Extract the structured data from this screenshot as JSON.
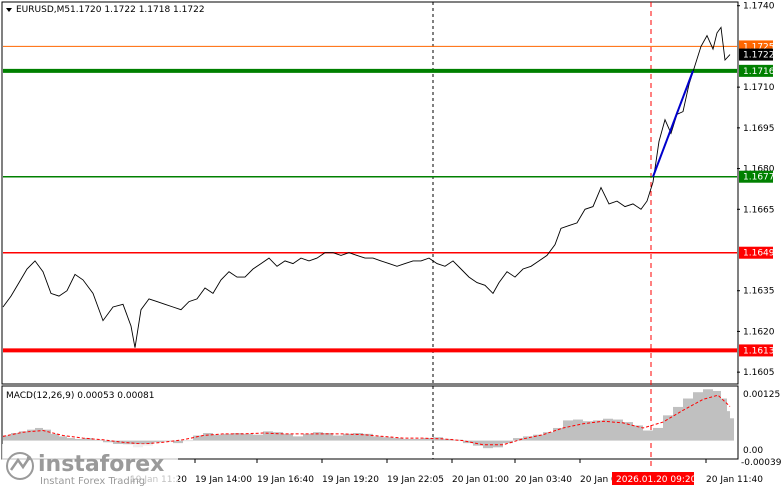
{
  "header": {
    "symbol": "EURUSD,M5",
    "ohlc": "1.1720 1.1722 1.1718 1.1722"
  },
  "macd": {
    "label": "MACD(12,26,9) 0.00053 0.00081",
    "ticks": [
      "0.00125",
      "0.00",
      "-0.00039"
    ]
  },
  "current_time_label": "2026.01.20 09:20",
  "watermark": {
    "brand": "instaforex",
    "tagline": "Instant Forex Trading"
  },
  "colors": {
    "green": "#008000",
    "red": "#ff0000",
    "orange": "#ff6600",
    "black": "#000000",
    "blue": "#0000cc",
    "histogram": "#c0c0c0",
    "signal": "#ff0000"
  },
  "chart_data": {
    "type": "line",
    "symbol": "EURUSD",
    "timeframe": "M5",
    "ylim": [
      1.1601,
      1.1741
    ],
    "y_ticks": [
      "1.1740",
      "1.1710",
      "1.1695",
      "1.1680",
      "1.1665",
      "1.1635",
      "1.1620",
      "1.1605"
    ],
    "x_ticks": [
      "19 Jan 11:20",
      "19 Jan 14:00",
      "19 Jan 16:40",
      "19 Jan 19:20",
      "19 Jan 22:05",
      "20 Jan 01:00",
      "20 Jan 03:40",
      "20 Jan 0",
      "20 Jan 11:40"
    ],
    "price_series": [
      [
        0,
        1.1629
      ],
      [
        8,
        1.1633
      ],
      [
        16,
        1.1638
      ],
      [
        24,
        1.1643
      ],
      [
        32,
        1.1646
      ],
      [
        40,
        1.1642
      ],
      [
        48,
        1.1634
      ],
      [
        56,
        1.1633
      ],
      [
        64,
        1.1635
      ],
      [
        72,
        1.1641
      ],
      [
        80,
        1.1639
      ],
      [
        90,
        1.1634
      ],
      [
        100,
        1.1624
      ],
      [
        110,
        1.1629
      ],
      [
        120,
        1.163
      ],
      [
        128,
        1.1622
      ],
      [
        132,
        1.1614
      ],
      [
        138,
        1.1628
      ],
      [
        146,
        1.1632
      ],
      [
        154,
        1.1631
      ],
      [
        162,
        1.163
      ],
      [
        170,
        1.1629
      ],
      [
        178,
        1.1628
      ],
      [
        186,
        1.1631
      ],
      [
        194,
        1.1632
      ],
      [
        202,
        1.1636
      ],
      [
        210,
        1.1634
      ],
      [
        218,
        1.1639
      ],
      [
        226,
        1.1642
      ],
      [
        234,
        1.164
      ],
      [
        242,
        1.164
      ],
      [
        250,
        1.1643
      ],
      [
        258,
        1.1645
      ],
      [
        266,
        1.1647
      ],
      [
        274,
        1.1644
      ],
      [
        282,
        1.1646
      ],
      [
        290,
        1.1645
      ],
      [
        298,
        1.1647
      ],
      [
        306,
        1.1646
      ],
      [
        314,
        1.1647
      ],
      [
        322,
        1.1649
      ],
      [
        330,
        1.1649
      ],
      [
        338,
        1.1648
      ],
      [
        346,
        1.1649
      ],
      [
        354,
        1.1648
      ],
      [
        362,
        1.1647
      ],
      [
        370,
        1.1647
      ],
      [
        378,
        1.1646
      ],
      [
        386,
        1.1645
      ],
      [
        394,
        1.1644
      ],
      [
        402,
        1.1645
      ],
      [
        410,
        1.1646
      ],
      [
        418,
        1.1646
      ],
      [
        426,
        1.1647
      ],
      [
        434,
        1.1645
      ],
      [
        442,
        1.1644
      ],
      [
        450,
        1.1646
      ],
      [
        458,
        1.1643
      ],
      [
        466,
        1.164
      ],
      [
        474,
        1.1638
      ],
      [
        482,
        1.1637
      ],
      [
        490,
        1.1634
      ],
      [
        496,
        1.1638
      ],
      [
        504,
        1.1642
      ],
      [
        512,
        1.164
      ],
      [
        520,
        1.1643
      ],
      [
        528,
        1.1644
      ],
      [
        536,
        1.1646
      ],
      [
        544,
        1.1648
      ],
      [
        552,
        1.1652
      ],
      [
        558,
        1.1658
      ],
      [
        566,
        1.1659
      ],
      [
        574,
        1.166
      ],
      [
        582,
        1.1665
      ],
      [
        590,
        1.1666
      ],
      [
        598,
        1.1673
      ],
      [
        606,
        1.1667
      ],
      [
        614,
        1.1668
      ],
      [
        622,
        1.1666
      ],
      [
        630,
        1.1667
      ],
      [
        638,
        1.1665
      ],
      [
        644,
        1.1668
      ],
      [
        650,
        1.1675
      ],
      [
        656,
        1.169
      ],
      [
        662,
        1.1698
      ],
      [
        668,
        1.1693
      ],
      [
        674,
        1.17
      ],
      [
        680,
        1.1701
      ],
      [
        686,
        1.1711
      ],
      [
        692,
        1.1718
      ],
      [
        698,
        1.1725
      ],
      [
        704,
        1.1729
      ],
      [
        710,
        1.1724
      ],
      [
        714,
        1.173
      ],
      [
        718,
        1.1732
      ],
      [
        722,
        1.172
      ],
      [
        727,
        1.1722
      ]
    ],
    "levels": [
      {
        "label": "1.1725",
        "value": 1.1725,
        "color": "#ff6600",
        "width": 1
      },
      {
        "label": "1.1716",
        "value": 1.1716,
        "color": "#008000",
        "width": 4
      },
      {
        "label": "1.1677",
        "value": 1.1677,
        "color": "#008000",
        "width": 1.5
      },
      {
        "label": "1.1649",
        "value": 1.1649,
        "color": "#ff0000",
        "width": 1.5
      },
      {
        "label": "1.1613",
        "value": 1.1613,
        "color": "#ff0000",
        "width": 4
      }
    ],
    "current_price": {
      "label": "1.1722",
      "value": 1.1722
    },
    "trend_line": {
      "from": [
        650,
        1.1677
      ],
      "to": [
        690,
        1.1716
      ],
      "color": "#0000cc"
    },
    "macd": {
      "ylim": [
        -0.00039,
        0.00125
      ],
      "histogram": [
        [
          0,
          0.00012
        ],
        [
          8,
          0.00018
        ],
        [
          16,
          0.00022
        ],
        [
          24,
          0.00026
        ],
        [
          32,
          0.0003
        ],
        [
          40,
          0.00026
        ],
        [
          48,
          0.00016
        ],
        [
          56,
          0.0001
        ],
        [
          64,
          6e-05
        ],
        [
          72,
          4e-05
        ],
        [
          80,
          6e-05
        ],
        [
          90,
          2e-05
        ],
        [
          100,
          -4e-05
        ],
        [
          110,
          -8e-05
        ],
        [
          120,
          -0.0001
        ],
        [
          130,
          -0.00016
        ],
        [
          140,
          -0.00012
        ],
        [
          150,
          -4e-05
        ],
        [
          160,
          -2e-05
        ],
        [
          170,
          -6e-05
        ],
        [
          180,
          0.0
        ],
        [
          190,
          0.00012
        ],
        [
          200,
          0.00018
        ],
        [
          210,
          0.00014
        ],
        [
          220,
          0.00016
        ],
        [
          230,
          0.00018
        ],
        [
          240,
          0.00016
        ],
        [
          250,
          0.00014
        ],
        [
          260,
          0.00022
        ],
        [
          270,
          0.0002
        ],
        [
          280,
          0.00016
        ],
        [
          290,
          0.0001
        ],
        [
          300,
          0.00016
        ],
        [
          310,
          0.0002
        ],
        [
          320,
          0.00018
        ],
        [
          330,
          0.00012
        ],
        [
          340,
          0.00016
        ],
        [
          350,
          0.00018
        ],
        [
          360,
          0.00016
        ],
        [
          370,
          0.0001
        ],
        [
          380,
          8e-05
        ],
        [
          390,
          6e-05
        ],
        [
          400,
          4e-05
        ],
        [
          410,
          4e-05
        ],
        [
          420,
          6e-05
        ],
        [
          430,
          8e-05
        ],
        [
          440,
          4e-05
        ],
        [
          450,
          2e-05
        ],
        [
          460,
          -6e-05
        ],
        [
          470,
          -0.00012
        ],
        [
          480,
          -0.00018
        ],
        [
          490,
          -0.00016
        ],
        [
          500,
          -6e-05
        ],
        [
          510,
          6e-05
        ],
        [
          520,
          0.0001
        ],
        [
          530,
          0.00014
        ],
        [
          540,
          0.0002
        ],
        [
          550,
          0.0003
        ],
        [
          560,
          0.00048
        ],
        [
          570,
          0.0005
        ],
        [
          580,
          0.00046
        ],
        [
          590,
          0.00048
        ],
        [
          600,
          0.00052
        ],
        [
          610,
          0.0005
        ],
        [
          620,
          0.00044
        ],
        [
          630,
          0.00036
        ],
        [
          640,
          0.00024
        ],
        [
          650,
          0.0003
        ],
        [
          660,
          0.0006
        ],
        [
          670,
          0.0008
        ],
        [
          680,
          0.001
        ],
        [
          690,
          0.00115
        ],
        [
          700,
          0.00122
        ],
        [
          710,
          0.00118
        ],
        [
          718,
          0.001
        ],
        [
          724,
          0.0007
        ],
        [
          727,
          0.00053
        ]
      ],
      "signal": [
        [
          0,
          0.0001
        ],
        [
          20,
          0.0002
        ],
        [
          40,
          0.00024
        ],
        [
          60,
          0.00012
        ],
        [
          80,
          6e-05
        ],
        [
          100,
          2e-05
        ],
        [
          120,
          -4e-05
        ],
        [
          140,
          -8e-05
        ],
        [
          160,
          -4e-05
        ],
        [
          180,
          2e-05
        ],
        [
          200,
          0.00012
        ],
        [
          220,
          0.00016
        ],
        [
          240,
          0.00016
        ],
        [
          260,
          0.00018
        ],
        [
          280,
          0.00016
        ],
        [
          300,
          0.00016
        ],
        [
          320,
          0.00016
        ],
        [
          340,
          0.00016
        ],
        [
          360,
          0.00014
        ],
        [
          380,
          0.0001
        ],
        [
          400,
          6e-05
        ],
        [
          420,
          6e-05
        ],
        [
          440,
          4e-05
        ],
        [
          460,
          0.0
        ],
        [
          480,
          -0.0001
        ],
        [
          500,
          -0.0001
        ],
        [
          520,
          4e-05
        ],
        [
          540,
          0.00014
        ],
        [
          560,
          0.0003
        ],
        [
          580,
          0.0004
        ],
        [
          600,
          0.00046
        ],
        [
          620,
          0.00042
        ],
        [
          640,
          0.0003
        ],
        [
          660,
          0.00044
        ],
        [
          680,
          0.00072
        ],
        [
          700,
          0.00098
        ],
        [
          715,
          0.00108
        ],
        [
          727,
          0.00081
        ]
      ]
    }
  }
}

* Work instructions
Copy out each line in the listing that has the word "value".

* Output for this exercise
        "value": 1.1725,
        "value": 1.1716,
        "value": 1.1677,
        "value": 1.1649,
        "value": 1.1613,
      "value": 1.1722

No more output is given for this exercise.